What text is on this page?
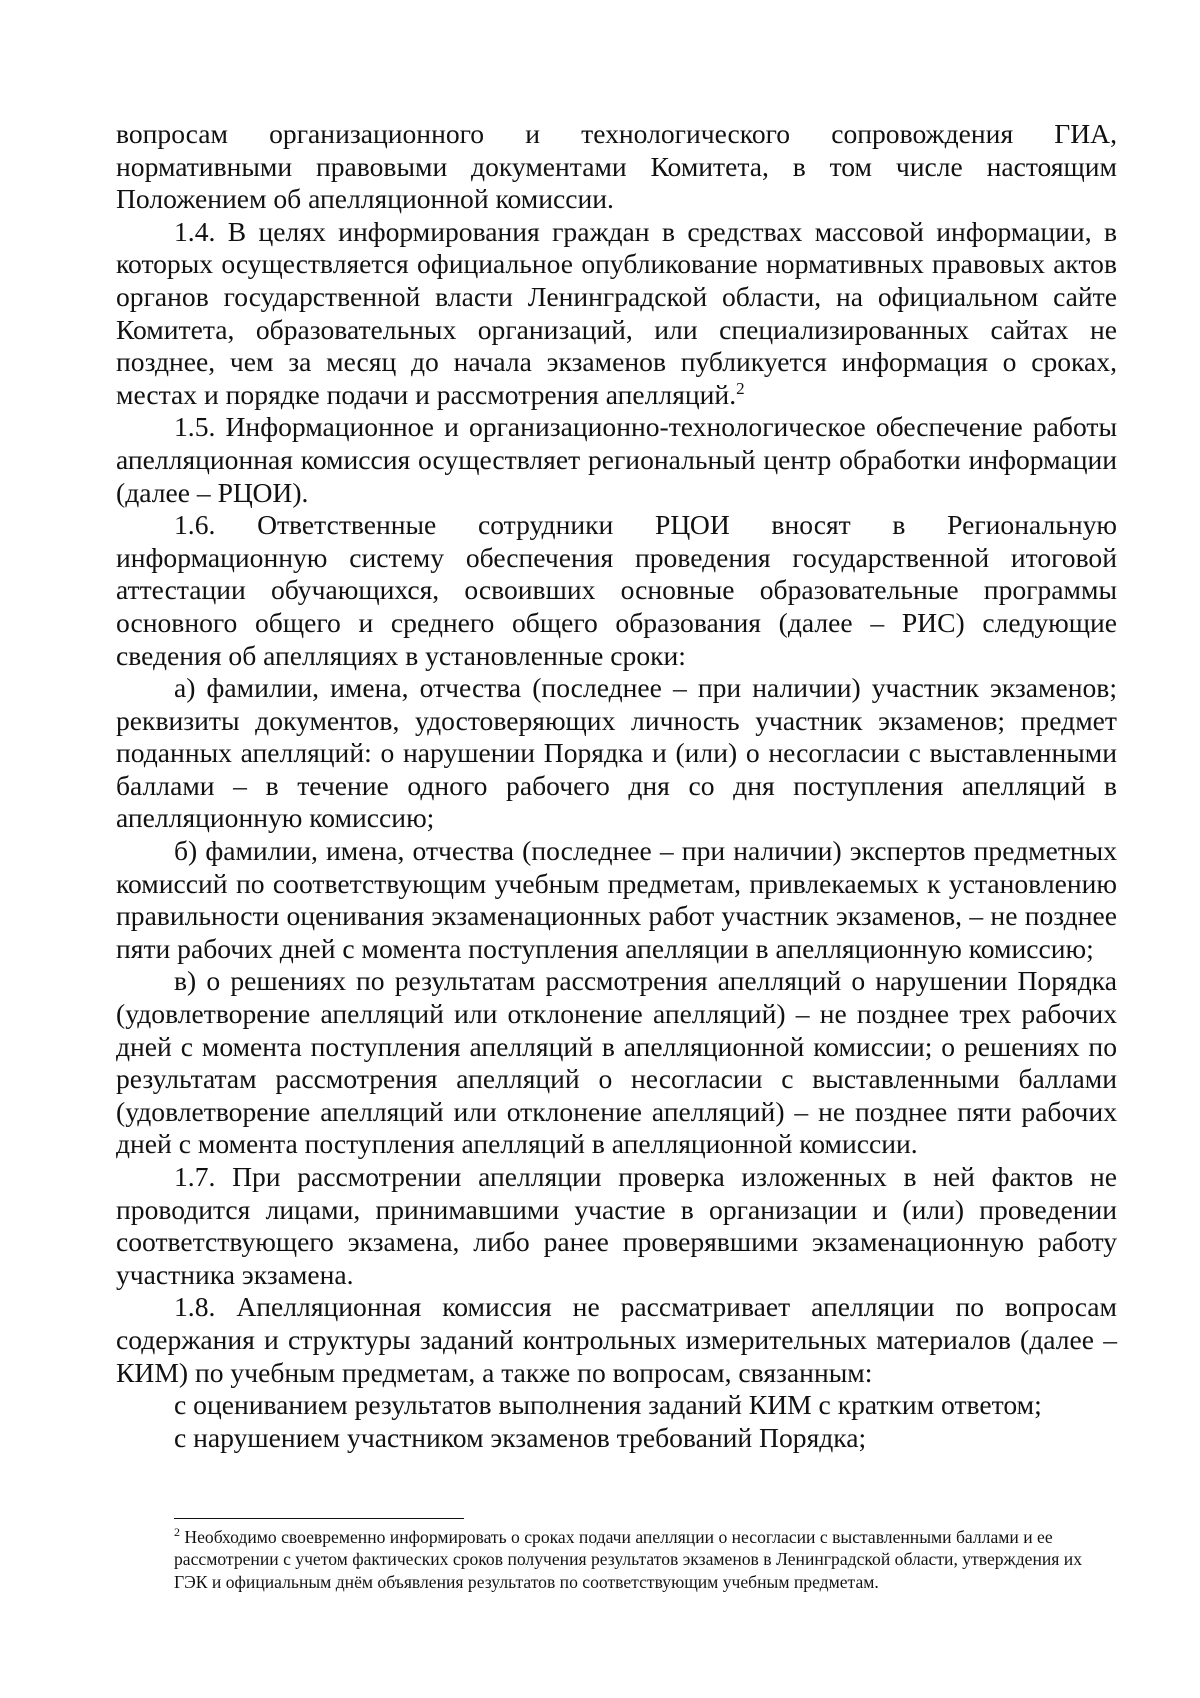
вопросам организационного и технологического сопровождения ГИА, нормативными правовыми документами Комитета, в том числе настоящим Положением об апелляционной комиссии.

1.4. В целях информирования граждан в средствах массовой информации, в которых осуществляется официальное опубликование нормативных правовых актов органов государственной власти Ленинградской области, на официальном сайте Комитета, образовательных организаций, или специализированных сайтах не позднее, чем за месяц до начала экзаменов публикуется информация о сроках, местах и порядке подачи и рассмотрения апелляций.$^2$

1.5. Информационное и организационно-технологическое обеспечение работы апелляционная комиссия осуществляет региональный центр обработки информации (далее – РЦОИ).

1.6. Ответственные сотрудники РЦОИ вносят в Региональную информационную систему обеспечения проведения государственной итоговой аттестации обучающихся, освоивших основные образовательные программы основного общего и среднего общего образования (далее – РИС) следующие сведения об апелляциях в установленные сроки:

а) фамилии, имена, отчества (последнее – при наличии) участник экзаменов; реквизиты документов, удостоверяющих личность участник экзаменов; предмет поданных апелляций: о нарушении Порядка и (или) о несогласии с выставленными баллами – в течение одного рабочего дня со дня поступления апелляций в апелляционную комиссию;

б) фамилии, имена, отчества (последнее – при наличии) экспертов предметных комиссий по соответствующим учебным предметам, привлекаемых к установлению правильности оценивания экзаменационных работ участник экзаменов, – не позднее пяти рабочих дней с момента поступления апелляции в апелляционную комиссию;

в) о решениях по результатам рассмотрения апелляций о нарушении Порядка (удовлетворение апелляций или отклонение апелляций) – не позднее трех рабочих дней с момента поступления апелляций в апелляционной комиссии; о решениях по результатам рассмотрения апелляций о несогласии с выставленными баллами (удовлетворение апелляций или отклонение апелляций) – не позднее пяти рабочих дней с момента поступления апелляций в апелляционной комиссии.

1.7. При рассмотрении апелляции проверка изложенных в ней фактов не проводится лицами, принимавшими участие в организации и (или) проведении соответствующего экзамена, либо ранее проверявшими экзаменационную работу участника экзамена.

1.8. Апелляционная комиссия не рассматривает апелляции по вопросам содержания и структуры заданий контрольных измерительных материалов (далее – КИМ) по учебным предметам, а также по вопросам, связанным:

с оцениванием результатов выполнения заданий КИМ с кратким ответом;

с нарушением участником экзаменов требований Порядка;

$^2$ Необходимо своевременно информировать о сроках подачи апелляции о несогласии с выставленными баллами и ее рассмотрении с учетом фактических сроков получения результатов экзаменов в Ленинградской области, утверждения их ГЭК и официальным днём объявления результатов по соответствующим учебным предметам.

----

From start to finish, output the listing exactly, but omit its pictures.

Response for this exercise:
What text is on this page?
вопросам организационного и технологического сопровождения ГИА, нормативными правовыми документами Комитета, в том числе настоящим Положением об апелляционной комиссии.

1.4. В целях информирования граждан в средствах массовой информации, в которых осуществляется официальное опубликование нормативных правовых актов органов государственной власти Ленинградской области, на официальном сайте Комитета, образовательных организаций, или специализированных сайтах не позднее, чем за месяц до начала экзаменов публикуется информация о сроках, местах и порядке подачи и рассмотрения апелляций.$^2$

1.5. Информационное и организационно-технологическое обеспечение работы апелляционная комиссия осуществляет региональный центр обработки информации (далее – РЦОИ).

1.6. Ответственные сотрудники РЦОИ вносят в Региональную информационную систему обеспечения проведения государственной итоговой аттестации обучающихся, освоивших основные образовательные программы основного общего и среднего общего образования (далее – РИС) следующие сведения об апелляциях в установленные сроки:

а) фамилии, имена, отчества (последнее – при наличии) участник экзаменов; реквизиты документов, удостоверяющих личность участник экзаменов; предмет поданных апелляций: о нарушении Порядка и (или) о несогласии с выставленными баллами – в течение одного рабочего дня со дня поступления апелляций в апелляционную комиссию;

б) фамилии, имена, отчества (последнее – при наличии) экспертов предметных комиссий по соответствующим учебным предметам, привлекаемых к установлению правильности оценивания экзаменационных работ участник экзаменов, – не позднее пяти рабочих дней с момента поступления апелляции в апелляционную комиссию;

в) о решениях по результатам рассмотрения апелляций о нарушении Порядка (удовлетворение апелляций или отклонение апелляций) – не позднее трех рабочих дней с момента поступления апелляций в апелляционной комиссии; о решениях по результатам рассмотрения апелляций о несогласии с выставленными баллами (удовлетворение апелляций или отклонение апелляций) – не позднее пяти рабочих дней с момента поступления апелляций в апелляционной комиссии.

1.7. При рассмотрении апелляции проверка изложенных в ней фактов не проводится лицами, принимавшими участие в организации и (или) проведении соответствующего экзамена, либо ранее проверявшими экзаменационную работу участника экзамена.

1.8. Апелляционная комиссия не рассматривает апелляции по вопросам содержания и структуры заданий контрольных измерительных материалов (далее – КИМ) по учебным предметам, а также по вопросам, связанным:

с оцениванием результатов выполнения заданий КИМ с кратким ответом;

с нарушением участником экзаменов требований Порядка;

$^2$ Необходимо своевременно информировать о сроках подачи апелляции о несогласии с выставленными баллами и ее рассмотрении с учетом фактических сроков получения результатов экзаменов в Ленинградской области, утверждения их ГЭК и официальным днём объявления результатов по соответствующим учебным предметам.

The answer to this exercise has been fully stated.